------ Raw data ------
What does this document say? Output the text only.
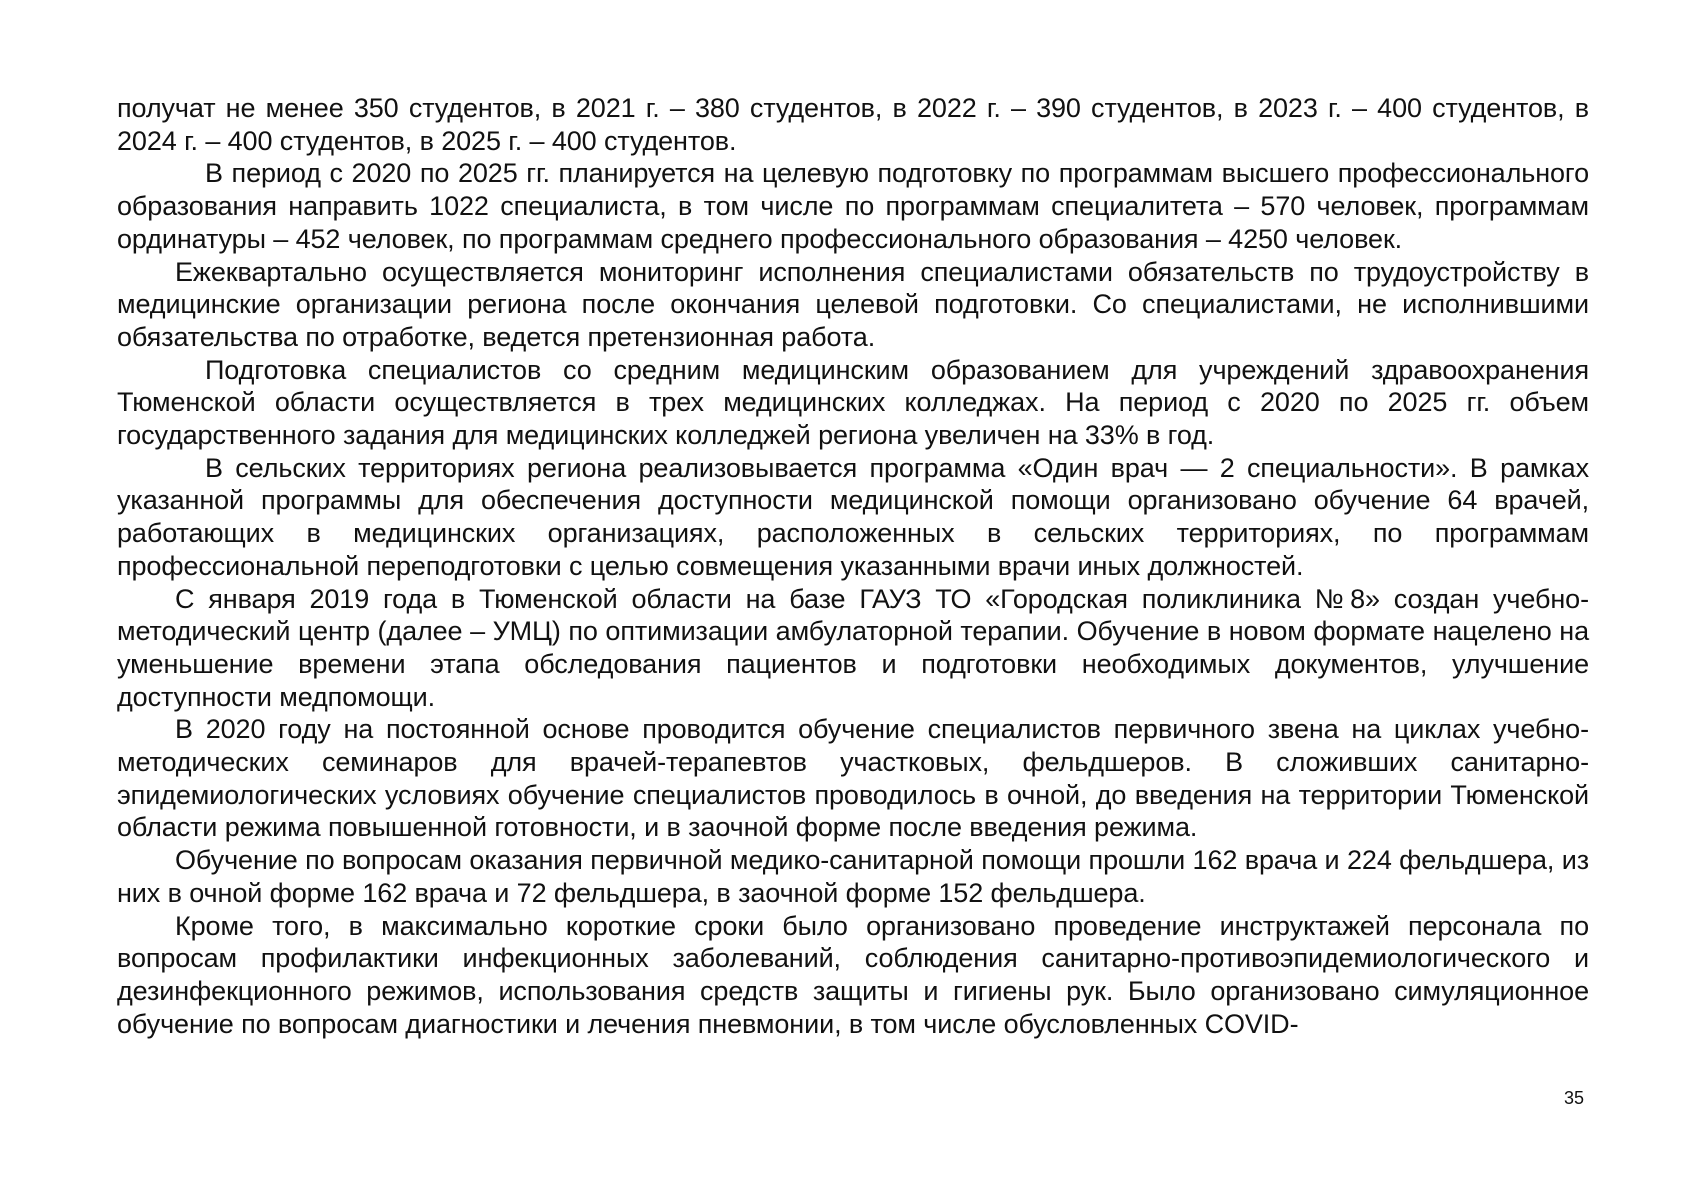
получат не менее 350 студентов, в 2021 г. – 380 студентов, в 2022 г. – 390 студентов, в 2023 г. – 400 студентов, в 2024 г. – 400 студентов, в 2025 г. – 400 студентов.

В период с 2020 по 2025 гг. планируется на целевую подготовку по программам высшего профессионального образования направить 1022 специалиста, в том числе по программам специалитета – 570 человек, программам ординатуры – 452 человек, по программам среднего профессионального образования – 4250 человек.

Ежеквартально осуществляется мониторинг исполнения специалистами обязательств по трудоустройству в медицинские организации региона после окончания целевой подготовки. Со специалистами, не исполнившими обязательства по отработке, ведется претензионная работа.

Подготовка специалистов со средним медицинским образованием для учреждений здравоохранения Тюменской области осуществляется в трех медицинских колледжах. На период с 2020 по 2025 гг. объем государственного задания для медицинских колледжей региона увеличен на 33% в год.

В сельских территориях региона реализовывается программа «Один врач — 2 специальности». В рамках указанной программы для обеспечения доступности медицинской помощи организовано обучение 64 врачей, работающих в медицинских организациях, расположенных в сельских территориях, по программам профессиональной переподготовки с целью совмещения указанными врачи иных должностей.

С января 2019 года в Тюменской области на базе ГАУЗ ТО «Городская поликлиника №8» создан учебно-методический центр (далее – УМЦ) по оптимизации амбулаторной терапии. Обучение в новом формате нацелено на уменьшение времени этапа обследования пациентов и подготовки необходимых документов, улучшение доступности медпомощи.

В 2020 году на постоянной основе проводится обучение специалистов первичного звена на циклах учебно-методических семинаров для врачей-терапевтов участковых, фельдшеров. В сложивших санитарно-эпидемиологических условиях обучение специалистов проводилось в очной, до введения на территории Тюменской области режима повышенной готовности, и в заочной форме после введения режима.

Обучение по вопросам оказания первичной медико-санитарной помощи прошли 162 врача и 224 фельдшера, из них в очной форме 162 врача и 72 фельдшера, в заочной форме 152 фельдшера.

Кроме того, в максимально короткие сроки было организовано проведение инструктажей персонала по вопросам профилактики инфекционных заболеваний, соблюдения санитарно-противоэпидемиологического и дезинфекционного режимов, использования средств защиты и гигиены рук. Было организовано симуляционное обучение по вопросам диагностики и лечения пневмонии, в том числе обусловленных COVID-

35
------
------ Raw data ------
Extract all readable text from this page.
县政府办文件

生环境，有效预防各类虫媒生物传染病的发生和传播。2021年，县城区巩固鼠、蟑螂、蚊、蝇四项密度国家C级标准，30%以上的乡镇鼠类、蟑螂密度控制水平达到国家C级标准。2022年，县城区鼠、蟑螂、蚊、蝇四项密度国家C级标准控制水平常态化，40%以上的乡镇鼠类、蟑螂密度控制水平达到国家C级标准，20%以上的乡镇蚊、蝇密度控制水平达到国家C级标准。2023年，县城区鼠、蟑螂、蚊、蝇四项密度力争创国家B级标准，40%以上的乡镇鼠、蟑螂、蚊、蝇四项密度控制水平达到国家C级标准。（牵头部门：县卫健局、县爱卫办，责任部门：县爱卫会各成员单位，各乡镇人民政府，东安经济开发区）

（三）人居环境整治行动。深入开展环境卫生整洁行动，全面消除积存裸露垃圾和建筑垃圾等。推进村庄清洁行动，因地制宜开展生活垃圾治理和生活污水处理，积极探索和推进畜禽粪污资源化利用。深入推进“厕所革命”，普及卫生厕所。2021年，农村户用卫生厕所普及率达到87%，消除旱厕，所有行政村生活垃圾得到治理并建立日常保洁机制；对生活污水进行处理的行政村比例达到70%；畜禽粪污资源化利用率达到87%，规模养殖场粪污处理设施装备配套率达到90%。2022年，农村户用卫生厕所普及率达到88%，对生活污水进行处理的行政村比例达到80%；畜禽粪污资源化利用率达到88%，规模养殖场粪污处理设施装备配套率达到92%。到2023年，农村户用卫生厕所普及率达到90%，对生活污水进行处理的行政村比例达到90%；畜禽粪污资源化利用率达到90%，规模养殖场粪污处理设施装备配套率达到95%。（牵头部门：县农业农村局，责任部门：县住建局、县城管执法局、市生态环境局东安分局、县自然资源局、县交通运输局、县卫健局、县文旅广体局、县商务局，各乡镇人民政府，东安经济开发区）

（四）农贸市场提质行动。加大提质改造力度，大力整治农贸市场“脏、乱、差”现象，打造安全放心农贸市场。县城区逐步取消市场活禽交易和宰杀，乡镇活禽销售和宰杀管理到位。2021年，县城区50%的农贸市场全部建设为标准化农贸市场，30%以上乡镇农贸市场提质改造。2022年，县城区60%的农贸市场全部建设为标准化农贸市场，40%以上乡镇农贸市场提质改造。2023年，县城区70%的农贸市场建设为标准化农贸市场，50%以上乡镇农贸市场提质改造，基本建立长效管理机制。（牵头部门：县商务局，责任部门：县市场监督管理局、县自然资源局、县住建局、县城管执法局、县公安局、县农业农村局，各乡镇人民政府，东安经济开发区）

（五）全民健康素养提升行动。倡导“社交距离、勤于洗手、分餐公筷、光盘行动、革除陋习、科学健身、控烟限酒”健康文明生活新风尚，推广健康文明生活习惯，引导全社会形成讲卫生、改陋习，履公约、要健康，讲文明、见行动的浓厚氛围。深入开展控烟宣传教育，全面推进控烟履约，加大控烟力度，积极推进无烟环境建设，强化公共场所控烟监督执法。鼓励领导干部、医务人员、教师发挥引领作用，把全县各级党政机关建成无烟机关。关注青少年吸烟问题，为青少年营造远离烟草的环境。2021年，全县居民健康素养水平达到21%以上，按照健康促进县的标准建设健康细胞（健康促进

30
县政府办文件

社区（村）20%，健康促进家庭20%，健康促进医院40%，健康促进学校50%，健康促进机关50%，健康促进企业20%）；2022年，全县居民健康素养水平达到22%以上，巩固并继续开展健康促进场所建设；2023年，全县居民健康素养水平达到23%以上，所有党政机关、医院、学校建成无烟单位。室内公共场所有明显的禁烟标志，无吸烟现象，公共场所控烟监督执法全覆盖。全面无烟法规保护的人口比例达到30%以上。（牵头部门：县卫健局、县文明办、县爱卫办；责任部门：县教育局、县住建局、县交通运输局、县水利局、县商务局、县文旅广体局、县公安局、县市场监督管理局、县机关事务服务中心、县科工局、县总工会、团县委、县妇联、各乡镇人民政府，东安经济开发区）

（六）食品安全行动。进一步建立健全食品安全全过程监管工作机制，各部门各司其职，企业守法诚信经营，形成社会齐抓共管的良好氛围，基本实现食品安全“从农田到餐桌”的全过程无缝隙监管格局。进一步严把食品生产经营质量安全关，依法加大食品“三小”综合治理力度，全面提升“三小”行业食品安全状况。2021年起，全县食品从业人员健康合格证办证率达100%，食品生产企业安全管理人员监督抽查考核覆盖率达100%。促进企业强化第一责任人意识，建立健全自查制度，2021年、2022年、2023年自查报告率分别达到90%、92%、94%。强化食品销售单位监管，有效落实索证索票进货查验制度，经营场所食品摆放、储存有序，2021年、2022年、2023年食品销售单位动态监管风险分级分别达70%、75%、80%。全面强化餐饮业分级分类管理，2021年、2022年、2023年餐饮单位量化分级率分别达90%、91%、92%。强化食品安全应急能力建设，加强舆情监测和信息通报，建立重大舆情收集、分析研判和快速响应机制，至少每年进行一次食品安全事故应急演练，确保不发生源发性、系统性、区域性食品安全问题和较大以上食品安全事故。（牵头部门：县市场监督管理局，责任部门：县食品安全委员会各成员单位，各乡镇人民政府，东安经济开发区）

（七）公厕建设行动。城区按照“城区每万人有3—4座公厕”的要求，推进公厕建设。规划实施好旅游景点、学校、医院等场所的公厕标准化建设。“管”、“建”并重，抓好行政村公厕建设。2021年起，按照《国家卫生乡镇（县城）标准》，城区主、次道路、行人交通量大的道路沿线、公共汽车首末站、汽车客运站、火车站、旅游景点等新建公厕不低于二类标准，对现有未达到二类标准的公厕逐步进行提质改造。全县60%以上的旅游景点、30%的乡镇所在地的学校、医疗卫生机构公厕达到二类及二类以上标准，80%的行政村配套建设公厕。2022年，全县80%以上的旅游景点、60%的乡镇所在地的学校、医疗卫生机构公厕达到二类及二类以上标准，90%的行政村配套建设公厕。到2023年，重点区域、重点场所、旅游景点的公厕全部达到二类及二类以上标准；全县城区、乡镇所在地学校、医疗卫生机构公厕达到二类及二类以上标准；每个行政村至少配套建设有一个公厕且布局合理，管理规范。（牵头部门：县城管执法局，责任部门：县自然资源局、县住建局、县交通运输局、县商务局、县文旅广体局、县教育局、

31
------
------ Raw data ------
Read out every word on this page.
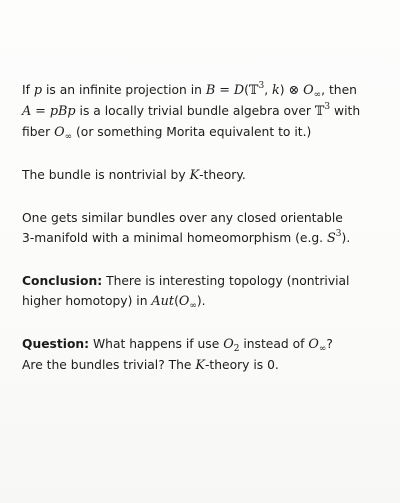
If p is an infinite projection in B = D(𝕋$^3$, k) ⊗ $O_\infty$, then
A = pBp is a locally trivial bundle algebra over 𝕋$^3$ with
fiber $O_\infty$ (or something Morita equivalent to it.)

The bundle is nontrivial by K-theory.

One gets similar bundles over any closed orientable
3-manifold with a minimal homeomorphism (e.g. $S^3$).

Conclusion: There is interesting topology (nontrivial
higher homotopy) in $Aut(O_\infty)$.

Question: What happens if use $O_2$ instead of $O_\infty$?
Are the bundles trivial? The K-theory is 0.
------
Only the number is wanted: count the lines of the records that hold the word "области".

3